• **Source document**
────────
Every successful build depends on timing as much as labor, materials, and budget. Before concrete is poured, framing begins, or finishes are installed, someone has to decide when each phase starts, how long it should take, and which tasks must be completed first. A construction schedule template records the timing of each phase so the project can be planned, reviewed, and updated as work moves forward.

In this collection, we have gathered the most useful Construction Schedule Templates for residential work and broader construction planning. The selection covers full project timelines, weekly and monthly scheduling, look-ahead planning, draw schedules, payment schedules, and Gantt-based tracking.

Construction Project Schedule Template

A master construction schedule needs enough room to cover the broader life of the job, including early planning, contracting, procurement, site activity, inspections, and closing phases. This template follows that wider scope with task groups, sub-tasks, assignees, priority levels, start and finish dates, duration, percent complete, and an extended timeline. It is arranged to follow the full job sequence rather than only the next few days or weeks.
────────
• **Stored records**
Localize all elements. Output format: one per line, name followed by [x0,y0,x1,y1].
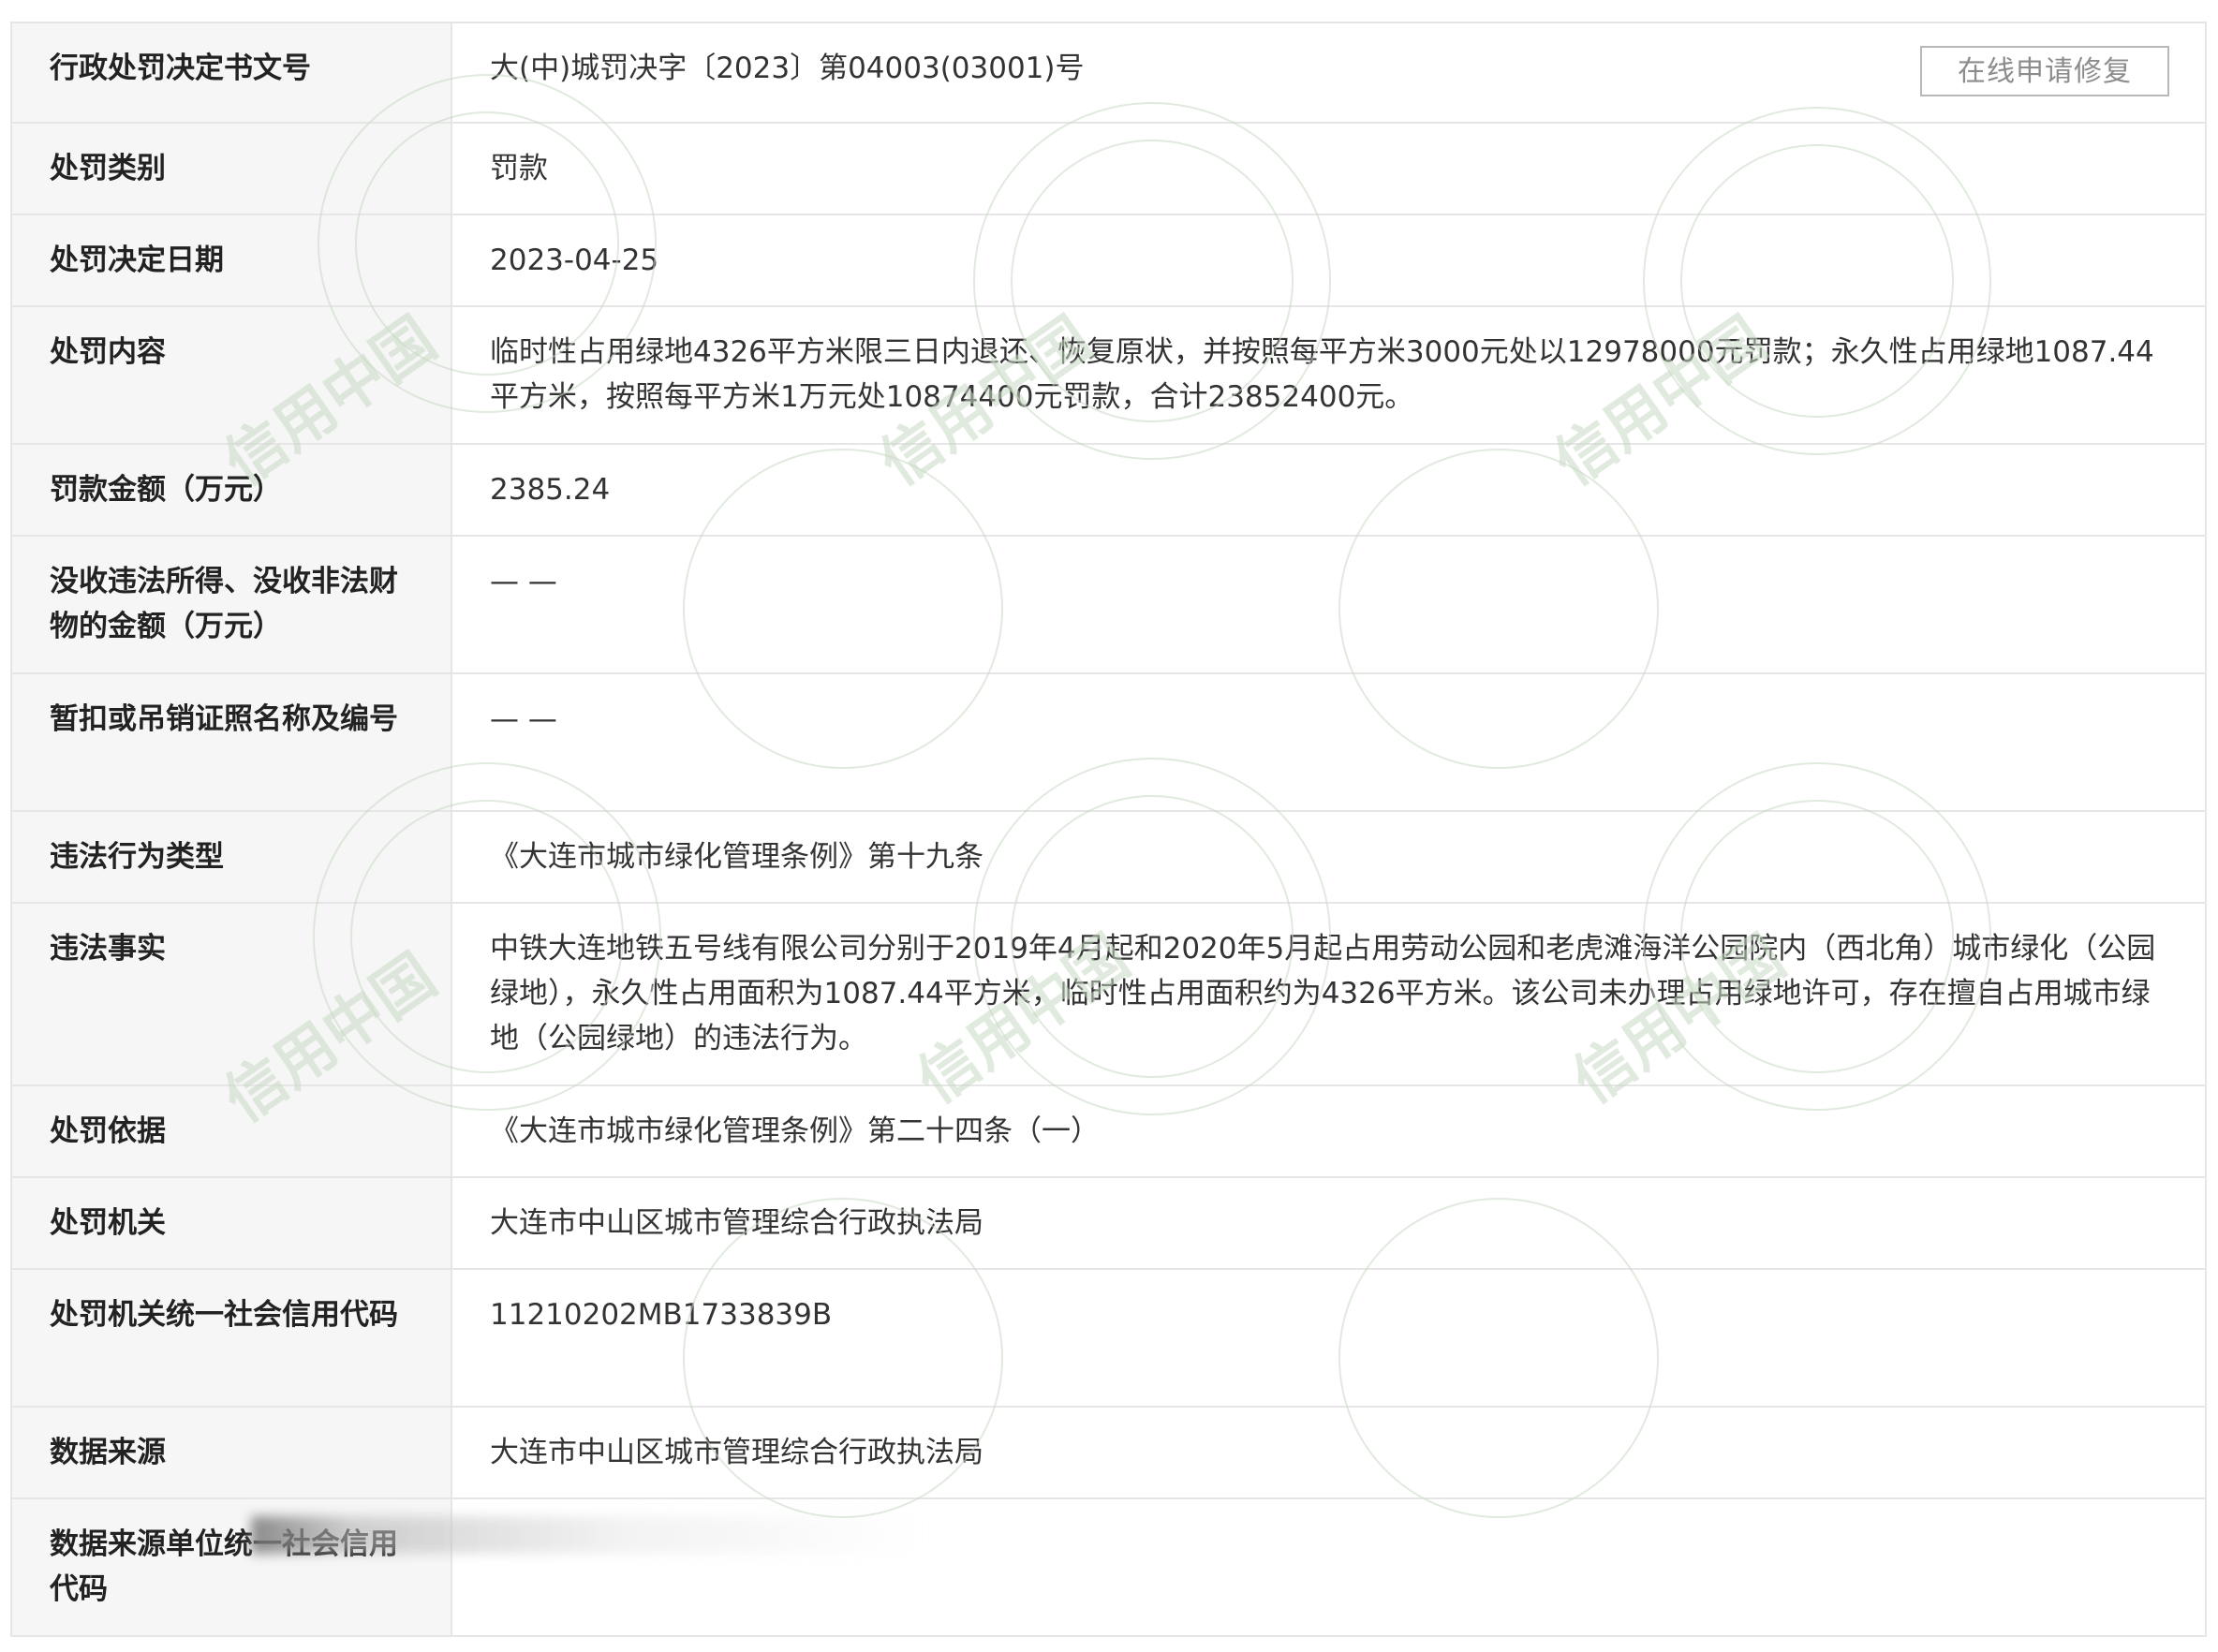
penalty-info-panel: 行政处罚决定书文号 大(中)城罚决字〔2023〕第04003(03001)号 在… [10,22,2207,1637]
row-value: 《大连市城市绿化管理条例》第二十四条（一） [451,1084,2207,1178]
table-row: 暂扣或吊销证照名称及编号 — — [10,672,2207,812]
table-row: 行政处罚决定书文号 大(中)城罚决字〔2023〕第04003(03001)号 在… [10,22,2207,124]
table-row: 违法事实 中铁大连地铁五号线有限公司分别于2019年4月起和2020年5月起占用… [10,902,2207,1086]
row-label: 行政处罚决定书文号 [10,22,452,124]
row-value: 2023-04-25 [451,214,2207,307]
row-value: 临时性占用绿地4326平方米限三日内退还、恢复原状，并按照每平方米3000元处以… [451,305,2207,445]
row-value: — — [451,672,2207,812]
row-value: 大连市中山区城市管理综合行政执法局 [451,1176,2207,1270]
table-row: 处罚内容 临时性占用绿地4326平方米限三日内退还、恢复原状，并按照每平方米30… [10,305,2207,445]
row-label: 处罚机关 [10,1176,452,1270]
row-label: 处罚依据 [10,1084,452,1178]
row-label: 数据来源 [10,1406,452,1499]
row-value: 11210202MB1733839B [451,1268,2207,1408]
row-label: 暂扣或吊销证照名称及编号 [10,672,452,812]
table-row: 处罚决定日期 2023-04-25 [10,214,2207,307]
table-row: 处罚机关 大连市中山区城市管理综合行政执法局 [10,1176,2207,1270]
table-row: 处罚依据 《大连市城市绿化管理条例》第二十四条（一） [10,1084,2207,1178]
row-value: 2385.24 [451,443,2207,537]
row-value: 罚款 [451,122,2207,215]
row-label: 处罚内容 [10,305,452,445]
row-value-cell: 大(中)城罚决字〔2023〕第04003(03001)号 在线申请修复 [451,22,2207,124]
table-row: 处罚类别 罚款 [10,122,2207,215]
row-label: 违法行为类型 [10,810,452,904]
table-row: 处罚机关统一社会信用代码 11210202MB1733839B [10,1268,2207,1408]
row-value: 大连市中山区城市管理综合行政执法局 [451,1406,2207,1499]
row-label: 违法事实 [10,902,452,1086]
decision-number-value: 大(中)城罚决字〔2023〕第04003(03001)号 [490,52,1085,85]
row-value [451,1497,2207,1637]
row-label: 罚款金额（万元） [10,443,452,537]
row-value: — — [451,535,2207,674]
row-label: 处罚类别 [10,122,452,215]
table-row: 违法行为类型 《大连市城市绿化管理条例》第十九条 [10,810,2207,904]
row-value: 《大连市城市绿化管理条例》第十九条 [451,810,2207,904]
table-row: 数据来源 大连市中山区城市管理综合行政执法局 [10,1406,2207,1499]
table-row: 罚款金额（万元） 2385.24 [10,443,2207,537]
table-row: 没收违法所得、没收非法财物的金额（万元） — — [10,535,2207,674]
penalty-info-table: 行政处罚决定书文号 大(中)城罚决字〔2023〕第04003(03001)号 在… [10,22,2207,1637]
online-repair-button[interactable]: 在线申请修复 [1920,46,2169,96]
row-value: 中铁大连地铁五号线有限公司分别于2019年4月起和2020年5月起占用劳动公园和… [451,902,2207,1086]
row-label: 数据来源单位统一社会信用代码 [10,1497,452,1637]
row-label: 没收违法所得、没收非法财物的金额（万元） [10,535,452,674]
row-label: 处罚决定日期 [10,214,452,307]
row-label: 处罚机关统一社会信用代码 [10,1268,452,1408]
table-row: 数据来源单位统一社会信用代码 [10,1497,2207,1637]
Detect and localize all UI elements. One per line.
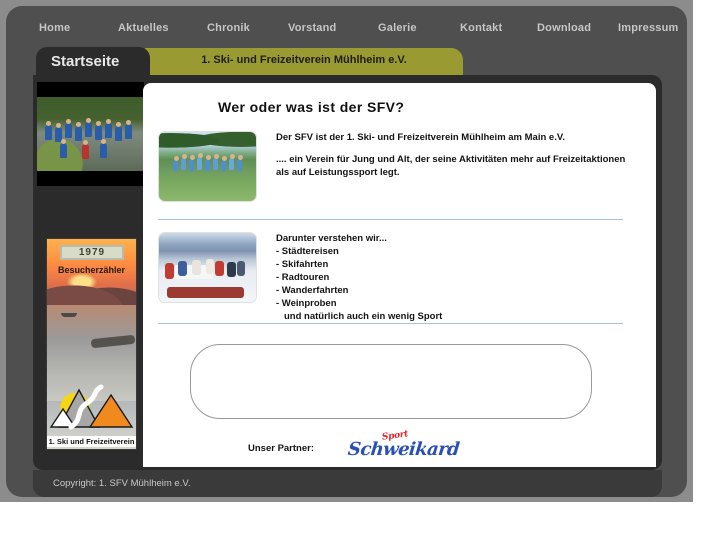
────────
Can you rewrite the stretch of the construction schedule article from "In this collection, we" through "days or weeks.", putting "purchasing" in place of "procurement"?

• **Exercise output**
In this collection, we have gathered the most useful Construction Schedule Templates for residential work and broader construction planning. The selection covers full project timelines, weekly and monthly scheduling, look-ahead planning, draw schedules, payment schedules, and Gantt-based tracking.

Construction Project Schedule Template

A master construction schedule needs enough room to cover the broader life of the job, including early planning, contracting, purchasing, site activity, inspections, and closing phases. This template follows that wider scope with task groups, sub-tasks, assignees, priority levels, start and finish dates, duration, percent complete, and an extended timeline. It is arranged to follow the full job sequence rather than only the next few days or weeks.